Reproduce the material exactly, omitting nothing.

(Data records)
[START]
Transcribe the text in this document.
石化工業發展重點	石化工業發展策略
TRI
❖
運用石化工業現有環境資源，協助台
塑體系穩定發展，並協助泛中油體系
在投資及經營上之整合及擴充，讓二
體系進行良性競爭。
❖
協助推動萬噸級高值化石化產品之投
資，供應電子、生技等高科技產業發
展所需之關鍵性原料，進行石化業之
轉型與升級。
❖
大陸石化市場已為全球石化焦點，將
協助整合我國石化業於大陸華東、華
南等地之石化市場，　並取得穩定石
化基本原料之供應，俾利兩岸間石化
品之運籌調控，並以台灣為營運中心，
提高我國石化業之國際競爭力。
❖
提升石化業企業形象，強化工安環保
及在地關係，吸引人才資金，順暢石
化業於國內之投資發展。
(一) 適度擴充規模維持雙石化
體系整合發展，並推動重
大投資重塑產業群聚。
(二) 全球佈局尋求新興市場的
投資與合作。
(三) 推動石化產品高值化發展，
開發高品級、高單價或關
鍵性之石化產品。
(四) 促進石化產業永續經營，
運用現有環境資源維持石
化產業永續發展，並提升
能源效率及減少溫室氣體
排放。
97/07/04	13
[END]
**EXERCISE OUTPUT**
Transcribe the text in this document.
石化工業發展重點	石化工業發展策略
TRI
❖
運用石化工業現有環境資源，協助台
塑體系穩定發展，並協助泛中油體系
在投資及經營上之整合及擴充，讓二
體系進行良性競爭。
❖
協助推動萬噸級高值化石化產品之投
資，供應電子、生技等高科技產業發
展所需之關鍵性原料，進行石化業之
轉型與升級。
❖
大陸石化市場已為全球石化焦點，將
協助整合我國石化業於大陸華東、華
南等地之石化市場，　並取得穩定石
化基本原料之供應，俾利兩岸間石化
品之運籌調控，並以台灣為營運中心，
提高我國石化業之國際競爭力。
❖
提升石化業企業形象，強化工安環保
及在地關係，吸引人才資金，順暢石
化業於國內之投資發展。
(一) 適度擴充規模維持雙石化
體系整合發展，並推動重
大投資重塑產業群聚。
(二) 全球佈局尋求新興市場的
投資與合作。
(三) 推動石化產品高值化發展，
開發高品級、高單價或關
鍵性之石化產品。
(四) 促進石化產業永續經營，
運用現有環境資源維持石
化產業永續發展，並提升
能源效率及減少溫室氣體
排放。
97/07/04	13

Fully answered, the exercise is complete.